[Start Given records]
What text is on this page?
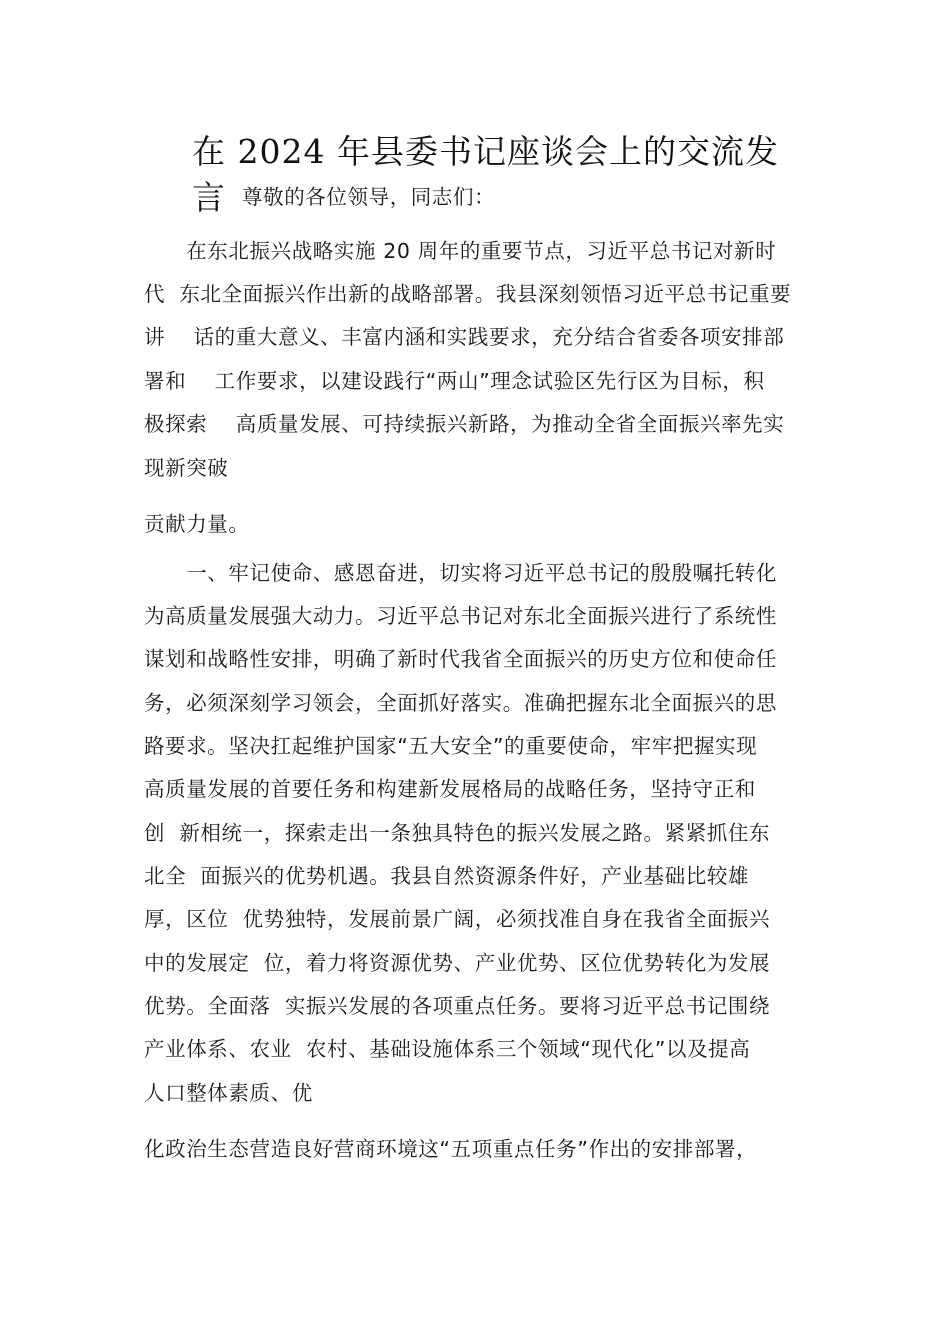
在 2024 年县委书记座谈会上的交流发
言 尊敬的各位领导，同志们：
　　在东北振兴战略实施 20 周年的重要节点，习近平总书记对新时
代  东北全面振兴作出新的战略部署。我县深刻领悟习近平总书记重要
讲    话的重大意义、丰富内涵和实践要求，充分结合省委各项安排部
署和    工作要求，以建设践行“两山”理念试验区先行区为目标，积
极探索    高质量发展、可持续振兴新路，为推动全省全面振兴率先实
现新突破
贡献力量。
　　一、牢记使命、感恩奋进，切实将习近平总书记的殷殷嘱托转化
为高质量发展强大动力。习近平总书记对东北全面振兴进行了系统性
谋划和战略性安排，明确了新时代我省全面振兴的历史方位和使命任
务，必须深刻学习领会，全面抓好落实。准确把握东北全面振兴的思
路要求。坚决扛起维护国家“五大安全”的重要使命，牢牢把握实现
高质量发展的首要任务和构建新发展格局的战略任务，坚持守正和
创  新相统一，探索走出一条独具特色的振兴发展之路。紧紧抓住东
北全  面振兴的优势机遇。我县自然资源条件好，产业基础比较雄
厚，区位  优势独特，发展前景广阔，必须找准自身在我省全面振兴
中的发展定  位，着力将资源优势、产业优势、区位优势转化为发展
优势。全面落  实振兴发展的各项重点任务。要将习近平总书记围绕
产业体系、农业  农村、基础设施体系三个领域“现代化”以及提高
人口整体素质、优
化政治生态营造良好营商环境这“五项重点任务”作出的安排部署，
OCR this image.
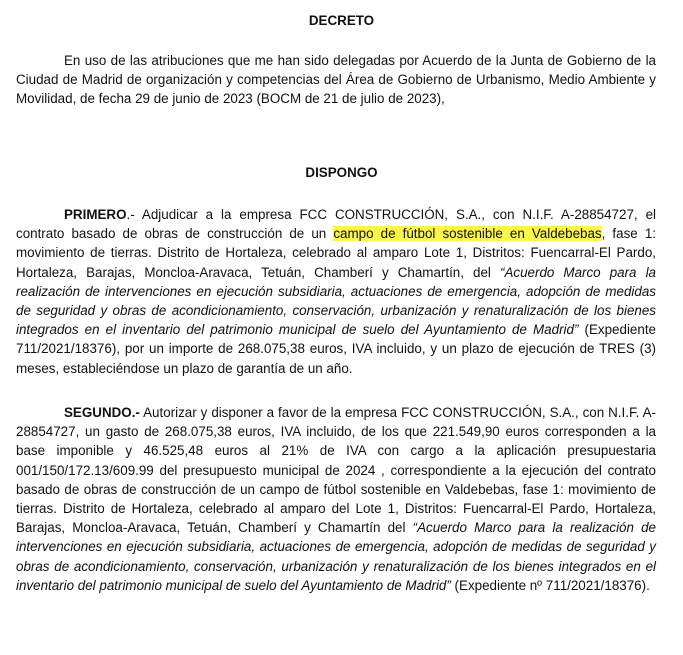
DECRETO

En uso de las atribuciones que me han sido delegadas por Acuerdo de la Junta de Gobierno de la Ciudad de Madrid de organización y competencias del Área de Gobierno de Urbanismo, Medio Ambiente y Movilidad, de fecha 29 de junio de 2023 (BOCM de 21 de julio de 2023),

DISPONGO

PRIMERO.- Adjudicar a la empresa FCC CONSTRUCCIÓN, S.A., con N.I.F. A-28854727, el contrato basado de obras de construcción de un campo de fútbol sostenible en Valdebebas, fase 1: movimiento de tierras. Distrito de Hortaleza, celebrado al amparo Lote 1, Distritos: Fuencarral-El Pardo, Hortaleza, Barajas, Moncloa-Aravaca, Tetuán, Chamberí y Chamartín, del “Acuerdo Marco para la realización de intervenciones en ejecución subsidiaria, actuaciones de emergencia, adopción de medidas de seguridad y obras de acondicionamiento, conservación, urbanización y renaturalización de los bienes integrados en el inventario del patrimonio municipal de suelo del Ayuntamiento de Madrid” (Expediente 711/2021/18376), por un importe de 268.075,38 euros, IVA incluido, y un plazo de ejecución de TRES (3) meses, estableciéndose un plazo de garantía de un año.

SEGUNDO.- Autorizar y disponer a favor de la empresa FCC CONSTRUCCIÓN, S.A., con N.I.F. A-28854727, un gasto de 268.075,38 euros, IVA incluido, de los que 221.549,90 euros corresponden a la base imponible y 46.525,48 euros al 21% de IVA con cargo a la aplicación presupuestaria 001/150/172.13/609.99 del presupuesto municipal de 2024 , correspondiente a la ejecución del contrato basado de obras de construcción de un campo de fútbol sostenible en Valdebebas, fase 1: movimiento de tierras. Distrito de Hortaleza, celebrado al amparo del Lote 1, Distritos: Fuencarral-El Pardo, Hortaleza, Barajas, Moncloa-Aravaca, Tetuán, Chamberí y Chamartín del “Acuerdo Marco para la realización de intervenciones en ejecución subsidiaria, actuaciones de emergencia, adopción de medidas de seguridad y obras de acondicionamiento, conservación, urbanización y renaturalización de los bienes integrados en el inventario del patrimonio municipal de suelo del Ayuntamiento de Madrid” (Expediente nº 711/2021/18376).
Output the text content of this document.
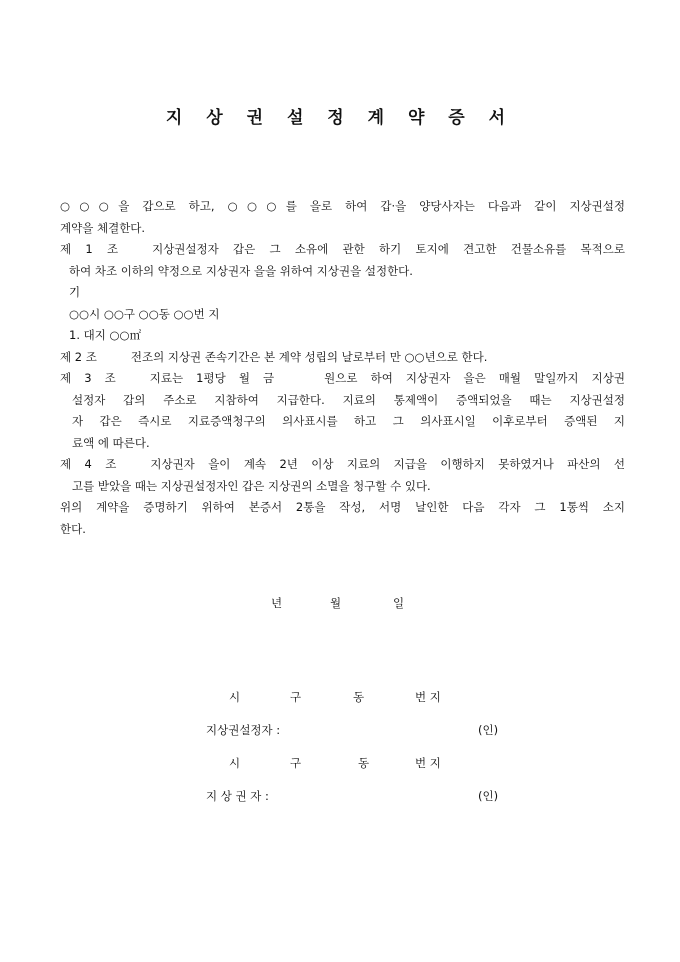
지 상 권 설 정 계 약 증 서
○○○을 갑으로 하고, ○○○를 을로 하여 갑·을 양당사자는 다음과 같이 지상권설정
계약을 체결한다.
제 1 조	지상권설정자 갑은 그 소유에 관한 하기 토지에 견고한 건물소유를 목적으로
하여 차조 이하의 약정으로 지상권자 을을 위하여 지상권을 설정한다.
기
○○시 ○○구 ○○동 ○○번 지
1. 대지 ○○㎡
제 2 조	전조의 지상권 존속기간은 본 계약 성립의 날로부터 만 ○○년으로 한다.
제 3 조	지료는 1평당 월 금	원으로 하여 지상권자 을은 매월 말일까지 지상권
설정자 갑의 주소로 지참하여 지급한다. 지료의 통제액이 증액되었을 때는 지상권설정
자 갑은 즉시로 지료증액청구의 의사표시를 하고 그 의사표시일 이후로부터 증액된 지
료액 에 따른다.
제 4 조	지상권자 을이 계속 2년 이상 지료의 지급을 이행하지 못하였거나 파산의 선
고를 받았을 때는 지상권설정자인 갑은 지상권의 소멸을 청구할 수 있다.
위의 계약을 증명하기 위하여 본증서 2통을 작성, 서명 날인한 다음 각자 그 1통씩 소지
한다.
년	월	일
시	구	동	번 지
지상권설정자 :	(인)
시	구	동	번 지
지 상 권 자 :	(인)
[End Given records]
*Exercise objective*:
Using the material above, copy every line in which the string "para" occurs.

*Exercise answer*:
PRIMERO.- Adjudicar a la empresa FCC CONSTRUCCIÓN, S.A., con N.I.F. A-28854727, el contrato basado de obras de construcción de un campo de fútbol sostenible en Valdebebas, fase 1: movimiento de tierras. Distrito de Hortaleza, celebrado al amparo Lote 1, Distritos: Fuencarral-El Pardo, Hortaleza, Barajas, Moncloa-Aravaca, Tetuán, Chamberí y Chamartín, del “Acuerdo Marco para la realización de intervenciones en ejecución subsidiaria, actuaciones de emergencia, adopción de medidas de seguridad y obras de acondicionamiento, conservación, urbanización y renaturalización de los bienes integrados en el inventario del patrimonio municipal de suelo del Ayuntamiento de Madrid” (Expediente 711/2021/18376), por un importe de 268.075,38 euros, IVA incluido, y un plazo de ejecución de TRES (3) meses, estableciéndose un plazo de garantía de un año.
SEGUNDO.- Autorizar y disponer a favor de la empresa FCC CONSTRUCCIÓN, S.A., con N.I.F. A-28854727, un gasto de 268.075,38 euros, IVA incluido, de los que 221.549,90 euros corresponden a la base imponible y 46.525,48 euros al 21% de IVA con cargo a la aplicación presupuestaria 001/150/172.13/609.99 del presupuesto municipal de 2024 , correspondiente a la ejecución del contrato basado de obras de construcción de un campo de fútbol sostenible en Valdebebas, fase 1: movimiento de tierras. Distrito de Hortaleza, celebrado al amparo del Lote 1, Distritos: Fuencarral-El Pardo, Hortaleza, Barajas, Moncloa-Aravaca, Tetuán, Chamberí y Chamartín del “Acuerdo Marco para la realización de intervenciones en ejecución subsidiaria, actuaciones de emergencia, adopción de medidas de seguridad y obras de acondicionamiento, conservación, urbanización y renaturalización de los bienes integrados en el inventario del patrimonio municipal de suelo del Ayuntamiento de Madrid” (Expediente nº 711/2021/18376).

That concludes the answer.